Data provided
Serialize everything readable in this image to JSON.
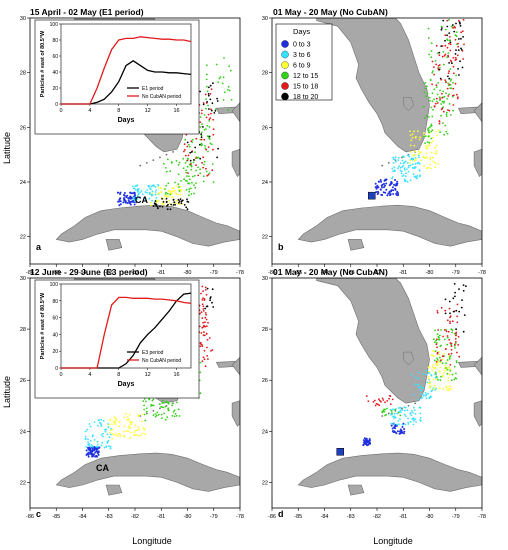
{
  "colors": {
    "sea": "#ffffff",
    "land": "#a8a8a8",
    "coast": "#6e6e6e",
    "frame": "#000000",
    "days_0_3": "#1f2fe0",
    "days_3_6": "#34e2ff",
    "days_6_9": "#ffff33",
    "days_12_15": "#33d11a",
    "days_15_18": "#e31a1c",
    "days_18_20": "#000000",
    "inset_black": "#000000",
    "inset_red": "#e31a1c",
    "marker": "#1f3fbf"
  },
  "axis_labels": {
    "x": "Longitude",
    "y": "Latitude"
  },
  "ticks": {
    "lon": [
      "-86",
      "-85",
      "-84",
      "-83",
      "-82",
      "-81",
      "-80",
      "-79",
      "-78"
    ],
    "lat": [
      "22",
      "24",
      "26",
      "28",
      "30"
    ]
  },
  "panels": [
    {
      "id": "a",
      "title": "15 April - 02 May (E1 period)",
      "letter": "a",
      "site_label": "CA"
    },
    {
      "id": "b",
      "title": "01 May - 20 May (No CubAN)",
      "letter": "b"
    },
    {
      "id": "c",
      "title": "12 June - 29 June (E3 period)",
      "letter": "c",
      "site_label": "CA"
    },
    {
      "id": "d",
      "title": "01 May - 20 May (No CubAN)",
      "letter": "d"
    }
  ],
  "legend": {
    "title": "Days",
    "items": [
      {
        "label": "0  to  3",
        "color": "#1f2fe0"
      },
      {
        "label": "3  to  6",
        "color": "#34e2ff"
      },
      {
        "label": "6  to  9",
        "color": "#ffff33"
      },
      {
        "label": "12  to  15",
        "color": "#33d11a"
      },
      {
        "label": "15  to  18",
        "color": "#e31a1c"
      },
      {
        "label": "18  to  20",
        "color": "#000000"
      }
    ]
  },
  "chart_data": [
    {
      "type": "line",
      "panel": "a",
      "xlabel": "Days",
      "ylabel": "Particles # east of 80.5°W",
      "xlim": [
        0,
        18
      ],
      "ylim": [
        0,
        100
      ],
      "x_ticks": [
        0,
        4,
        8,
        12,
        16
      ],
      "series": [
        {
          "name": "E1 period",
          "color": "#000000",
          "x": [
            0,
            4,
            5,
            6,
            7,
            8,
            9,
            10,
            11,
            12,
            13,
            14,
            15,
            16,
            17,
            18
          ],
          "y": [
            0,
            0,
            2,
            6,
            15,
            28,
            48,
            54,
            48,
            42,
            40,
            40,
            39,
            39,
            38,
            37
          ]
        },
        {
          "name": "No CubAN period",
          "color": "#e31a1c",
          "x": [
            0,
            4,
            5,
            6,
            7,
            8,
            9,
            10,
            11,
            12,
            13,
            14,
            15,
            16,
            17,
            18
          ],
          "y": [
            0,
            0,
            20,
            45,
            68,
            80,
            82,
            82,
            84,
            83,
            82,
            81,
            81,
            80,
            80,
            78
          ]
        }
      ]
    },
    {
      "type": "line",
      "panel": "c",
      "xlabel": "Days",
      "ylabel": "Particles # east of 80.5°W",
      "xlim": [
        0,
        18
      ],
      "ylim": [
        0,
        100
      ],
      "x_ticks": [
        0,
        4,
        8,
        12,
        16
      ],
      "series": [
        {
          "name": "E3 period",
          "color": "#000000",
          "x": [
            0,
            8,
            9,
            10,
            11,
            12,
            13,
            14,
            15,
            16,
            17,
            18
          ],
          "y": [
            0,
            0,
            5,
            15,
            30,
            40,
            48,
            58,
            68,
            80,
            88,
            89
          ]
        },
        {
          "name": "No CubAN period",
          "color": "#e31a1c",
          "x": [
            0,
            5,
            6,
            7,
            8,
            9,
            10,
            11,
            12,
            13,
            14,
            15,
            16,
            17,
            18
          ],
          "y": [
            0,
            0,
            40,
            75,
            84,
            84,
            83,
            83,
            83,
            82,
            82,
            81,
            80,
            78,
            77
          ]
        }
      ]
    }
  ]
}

Exercise objective
Copy each line exactly, and leave the pictures out of your copy.

Result for this exercise
Serialize everything readable in this image to JSON.
{
  "colors": {
    "sea": "#ffffff",
    "land": "#a8a8a8",
    "coast": "#6e6e6e",
    "frame": "#000000",
    "days_0_3": "#1f2fe0",
    "days_3_6": "#34e2ff",
    "days_6_9": "#ffff33",
    "days_12_15": "#33d11a",
    "days_15_18": "#e31a1c",
    "days_18_20": "#000000",
    "inset_black": "#000000",
    "inset_red": "#e31a1c",
    "marker": "#1f3fbf"
  },
  "axis_labels": {
    "x": "Longitude",
    "y": "Latitude"
  },
  "ticks": {
    "lon": [
      "-86",
      "-85",
      "-84",
      "-83",
      "-82",
      "-81",
      "-80",
      "-79",
      "-78"
    ],
    "lat": [
      "22",
      "24",
      "26",
      "28",
      "30"
    ]
  },
  "panels": [
    {
      "id": "a",
      "title": "15 April - 02 May (E1 period)",
      "letter": "a",
      "site_label": "CA"
    },
    {
      "id": "b",
      "title": "01 May - 20 May (No CubAN)",
      "letter": "b"
    },
    {
      "id": "c",
      "title": "12 June - 29 June (E3 period)",
      "letter": "c",
      "site_label": "CA"
    },
    {
      "id": "d",
      "title": "01 May - 20 May (No CubAN)",
      "letter": "d"
    }
  ],
  "legend": {
    "title": "Days",
    "items": [
      {
        "label": "0  to  3",
        "color": "#1f2fe0"
      },
      {
        "label": "3  to  6",
        "color": "#34e2ff"
      },
      {
        "label": "6  to  9",
        "color": "#ffff33"
      },
      {
        "label": "12  to  15",
        "color": "#33d11a"
      },
      {
        "label": "15  to  18",
        "color": "#e31a1c"
      },
      {
        "label": "18  to  20",
        "color": "#000000"
      }
    ]
  },
  "chart_data": [
    {
      "type": "line",
      "panel": "a",
      "xlabel": "Days",
      "ylabel": "Particles # east of 80.5°W",
      "xlim": [
        0,
        18
      ],
      "ylim": [
        0,
        100
      ],
      "x_ticks": [
        0,
        4,
        8,
        12,
        16
      ],
      "series": [
        {
          "name": "E1 period",
          "color": "#000000",
          "x": [
            0,
            4,
            5,
            6,
            7,
            8,
            9,
            10,
            11,
            12,
            13,
            14,
            15,
            16,
            17,
            18
          ],
          "y": [
            0,
            0,
            2,
            6,
            15,
            28,
            48,
            54,
            48,
            42,
            40,
            40,
            39,
            39,
            38,
            37
          ]
        },
        {
          "name": "No CubAN period",
          "color": "#e31a1c",
          "x": [
            0,
            4,
            5,
            6,
            7,
            8,
            9,
            10,
            11,
            12,
            13,
            14,
            15,
            16,
            17,
            18
          ],
          "y": [
            0,
            0,
            20,
            45,
            68,
            80,
            82,
            82,
            84,
            83,
            82,
            81,
            81,
            80,
            80,
            78
          ]
        }
      ]
    },
    {
      "type": "line",
      "panel": "c",
      "xlabel": "Days",
      "ylabel": "Particles # east of 80.5°W",
      "xlim": [
        0,
        18
      ],
      "ylim": [
        0,
        100
      ],
      "x_ticks": [
        0,
        4,
        8,
        12,
        16
      ],
      "series": [
        {
          "name": "E3 period",
          "color": "#000000",
          "x": [
            0,
            8,
            9,
            10,
            11,
            12,
            13,
            14,
            15,
            16,
            17,
            18
          ],
          "y": [
            0,
            0,
            5,
            15,
            30,
            40,
            48,
            58,
            68,
            80,
            88,
            89
          ]
        },
        {
          "name": "No CubAN period",
          "color": "#e31a1c",
          "x": [
            0,
            5,
            6,
            7,
            8,
            9,
            10,
            11,
            12,
            13,
            14,
            15,
            16,
            17,
            18
          ],
          "y": [
            0,
            0,
            40,
            75,
            84,
            84,
            83,
            83,
            83,
            82,
            82,
            81,
            80,
            78,
            77
          ]
        }
      ]
    }
  ]
}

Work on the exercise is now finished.